'''
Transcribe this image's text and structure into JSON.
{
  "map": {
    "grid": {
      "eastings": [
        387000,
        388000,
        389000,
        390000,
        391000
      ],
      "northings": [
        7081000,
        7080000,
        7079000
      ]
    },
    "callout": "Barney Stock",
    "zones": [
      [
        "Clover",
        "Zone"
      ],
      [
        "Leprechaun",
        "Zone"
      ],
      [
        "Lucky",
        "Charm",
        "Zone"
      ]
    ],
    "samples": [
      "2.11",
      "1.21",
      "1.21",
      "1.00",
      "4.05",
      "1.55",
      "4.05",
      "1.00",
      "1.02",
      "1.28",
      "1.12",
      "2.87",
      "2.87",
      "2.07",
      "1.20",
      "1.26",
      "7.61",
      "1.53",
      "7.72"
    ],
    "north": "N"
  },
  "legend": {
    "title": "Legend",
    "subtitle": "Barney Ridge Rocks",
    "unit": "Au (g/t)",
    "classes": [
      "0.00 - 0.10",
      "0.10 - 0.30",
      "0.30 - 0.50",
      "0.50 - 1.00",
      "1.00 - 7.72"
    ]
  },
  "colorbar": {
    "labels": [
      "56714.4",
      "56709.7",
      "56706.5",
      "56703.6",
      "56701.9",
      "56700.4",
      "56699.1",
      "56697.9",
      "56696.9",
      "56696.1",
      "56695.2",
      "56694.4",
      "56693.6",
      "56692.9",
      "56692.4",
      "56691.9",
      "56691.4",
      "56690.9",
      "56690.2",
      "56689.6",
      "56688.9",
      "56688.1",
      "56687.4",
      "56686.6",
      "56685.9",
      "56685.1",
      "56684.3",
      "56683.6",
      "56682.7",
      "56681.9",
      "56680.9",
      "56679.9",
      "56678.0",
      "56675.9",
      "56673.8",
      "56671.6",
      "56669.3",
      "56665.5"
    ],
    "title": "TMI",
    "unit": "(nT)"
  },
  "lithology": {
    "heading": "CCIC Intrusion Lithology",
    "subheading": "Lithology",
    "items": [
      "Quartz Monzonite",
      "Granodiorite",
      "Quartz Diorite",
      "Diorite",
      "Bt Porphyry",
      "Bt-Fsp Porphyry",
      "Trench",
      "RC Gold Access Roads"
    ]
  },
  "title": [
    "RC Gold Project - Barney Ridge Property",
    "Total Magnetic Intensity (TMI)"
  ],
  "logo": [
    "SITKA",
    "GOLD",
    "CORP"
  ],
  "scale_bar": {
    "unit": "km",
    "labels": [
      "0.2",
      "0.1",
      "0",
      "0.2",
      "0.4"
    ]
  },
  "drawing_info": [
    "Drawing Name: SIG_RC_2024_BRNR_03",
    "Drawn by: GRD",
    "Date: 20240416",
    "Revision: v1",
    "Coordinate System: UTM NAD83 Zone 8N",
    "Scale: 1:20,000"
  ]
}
'''
Work to do =>
Transcribe every entry exactly.

Solution to this exercise =>
Transcribe this image's text and structure into JSON.
{
  "map": {
    "grid": {
      "eastings": [
        387000,
        388000,
        389000,
        390000,
        391000
      ],
      "northings": [
        7081000,
        7080000,
        7079000
      ]
    },
    "callout": "Barney Stock",
    "zones": [
      [
        "Clover",
        "Zone"
      ],
      [
        "Leprechaun",
        "Zone"
      ],
      [
        "Lucky",
        "Charm",
        "Zone"
      ]
    ],
    "samples": [
      "2.11",
      "1.21",
      "1.21",
      "1.00",
      "4.05",
      "1.55",
      "4.05",
      "1.00",
      "1.02",
      "1.28",
      "1.12",
      "2.87",
      "2.87",
      "2.07",
      "1.20",
      "1.26",
      "7.61",
      "1.53",
      "7.72"
    ],
    "north": "N"
  },
  "legend": {
    "title": "Legend",
    "subtitle": "Barney Ridge Rocks",
    "unit": "Au (g/t)",
    "classes": [
      "0.00 - 0.10",
      "0.10 - 0.30",
      "0.30 - 0.50",
      "0.50 - 1.00",
      "1.00 - 7.72"
    ]
  },
  "colorbar": {
    "labels": [
      "56714.4",
      "56709.7",
      "56706.5",
      "56703.6",
      "56701.9",
      "56700.4",
      "56699.1",
      "56697.9",
      "56696.9",
      "56696.1",
      "56695.2",
      "56694.4",
      "56693.6",
      "56692.9",
      "56692.4",
      "56691.9",
      "56691.4",
      "56690.9",
      "56690.2",
      "56689.6",
      "56688.9",
      "56688.1",
      "56687.4",
      "56686.6",
      "56685.9",
      "56685.1",
      "56684.3",
      "56683.6",
      "56682.7",
      "56681.9",
      "56680.9",
      "56679.9",
      "56678.0",
      "56675.9",
      "56673.8",
      "56671.6",
      "56669.3",
      "56665.5"
    ],
    "title": "TMI",
    "unit": "(nT)"
  },
  "lithology": {
    "heading": "CCIC Intrusion Lithology",
    "subheading": "Lithology",
    "items": [
      "Quartz Monzonite",
      "Granodiorite",
      "Quartz Diorite",
      "Diorite",
      "Bt Porphyry",
      "Bt-Fsp Porphyry",
      "Trench",
      "RC Gold Access Roads"
    ]
  },
  "title": [
    "RC Gold Project - Barney Ridge Property",
    "Total Magnetic Intensity (TMI)"
  ],
  "logo": [
    "SITKA",
    "GOLD",
    "CORP"
  ],
  "scale_bar": {
    "unit": "km",
    "labels": [
      "0.2",
      "0.1",
      "0",
      "0.2",
      "0.4"
    ]
  },
  "drawing_info": [
    "Drawing Name: SIG_RC_2024_BRNR_03",
    "Drawn by: GRD",
    "Date: 20240416",
    "Revision: v1",
    "Coordinate System: UTM NAD83 Zone 8N",
    "Scale: 1:20,000"
  ]
}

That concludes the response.